Data excerpts
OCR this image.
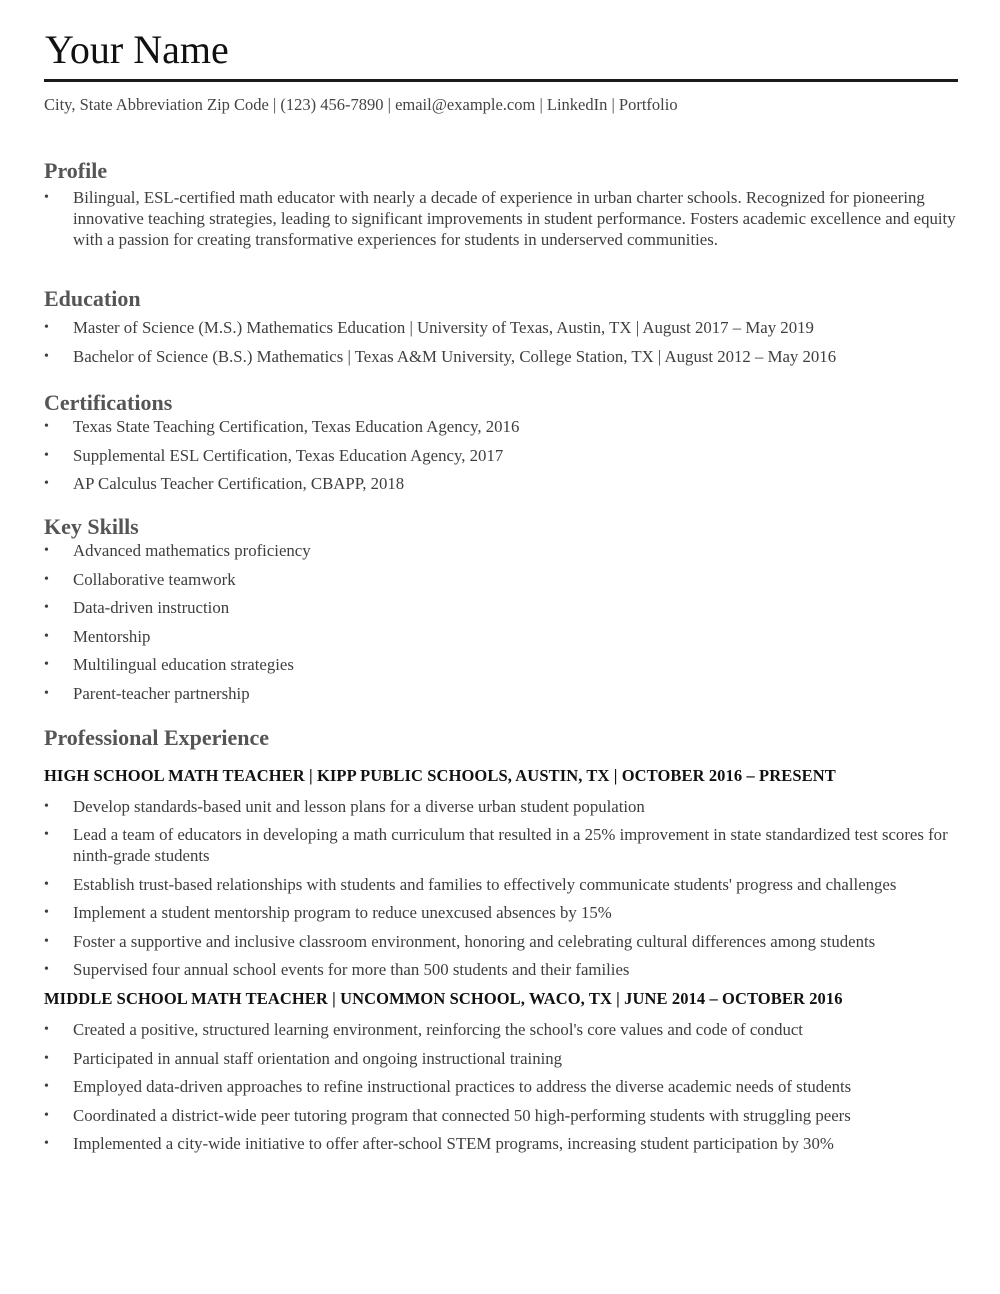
Your Name
City, State Abbreviation Zip Code | (123) 456-7890 | email@example.com | LinkedIn | Portfolio
Profile
•	Bilingual, ESL-certified math educator with nearly a decade of experience in urban charter schools. Recognized for pioneering innovative teaching strategies, leading to significant improvements in student performance. Fosters academic excellence and equity with a passion for creating transformative experiences for students in underserved communities.
Education
•	Master of Science (M.S.) Mathematics Education | University of Texas, Austin, TX | August 2017 – May 2019
•	Bachelor of Science (B.S.) Mathematics | Texas A&M University, College Station, TX | August 2012 – May 2016
Certifications
•	Texas State Teaching Certification, Texas Education Agency, 2016
•	Supplemental ESL Certification, Texas Education Agency, 2017
•	AP Calculus Teacher Certification, CBAPP, 2018
Key Skills
•	Advanced mathematics proficiency
•	Collaborative teamwork
•	Data-driven instruction
•	Mentorship
•	Multilingual education strategies
•	Parent-teacher partnership
Professional Experience
HIGH SCHOOL MATH TEACHER | KIPP PUBLIC SCHOOLS, AUSTIN, TX | OCTOBER 2016 – PRESENT
•	Develop standards-based unit and lesson plans for a diverse urban student population
•	Lead a team of educators in developing a math curriculum that resulted in a 25% improvement in state standardized test scores for ninth-grade students
•	Establish trust-based relationships with students and families to effectively communicate students' progress and challenges
•	Implement a student mentorship program to reduce unexcused absences by 15%
•	Foster a supportive and inclusive classroom environment, honoring and celebrating cultural differences among students
•	Supervised four annual school events for more than 500 students and their families
MIDDLE SCHOOL MATH TEACHER | UNCOMMON SCHOOL, WACO, TX | JUNE 2014 – OCTOBER 2016
•	Created a positive, structured learning environment, reinforcing the school's core values and code of conduct
•	Participated in annual staff orientation and ongoing instructional training
•	Employed data-driven approaches to refine instructional practices to address the diverse academic needs of students
•	Coordinated a district-wide peer tutoring program that connected 50 high-performing students with struggling peers
•	Implemented a city-wide initiative to offer after-school STEM programs, increasing student participation by 30%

■ **GOAL**
Collect the lines of the data that carry the word "strategies".

■ **FULL OUTPUT**
•	Bilingual, ESL-certified math educator with nearly a decade of experience in urban charter schools. Recognized for pioneering innovative teaching strategies, leading to significant improvements in student performance. Fosters academic excellence and equity with a passion for creating transformative experiences for students in underserved communities.
•	Multilingual education strategies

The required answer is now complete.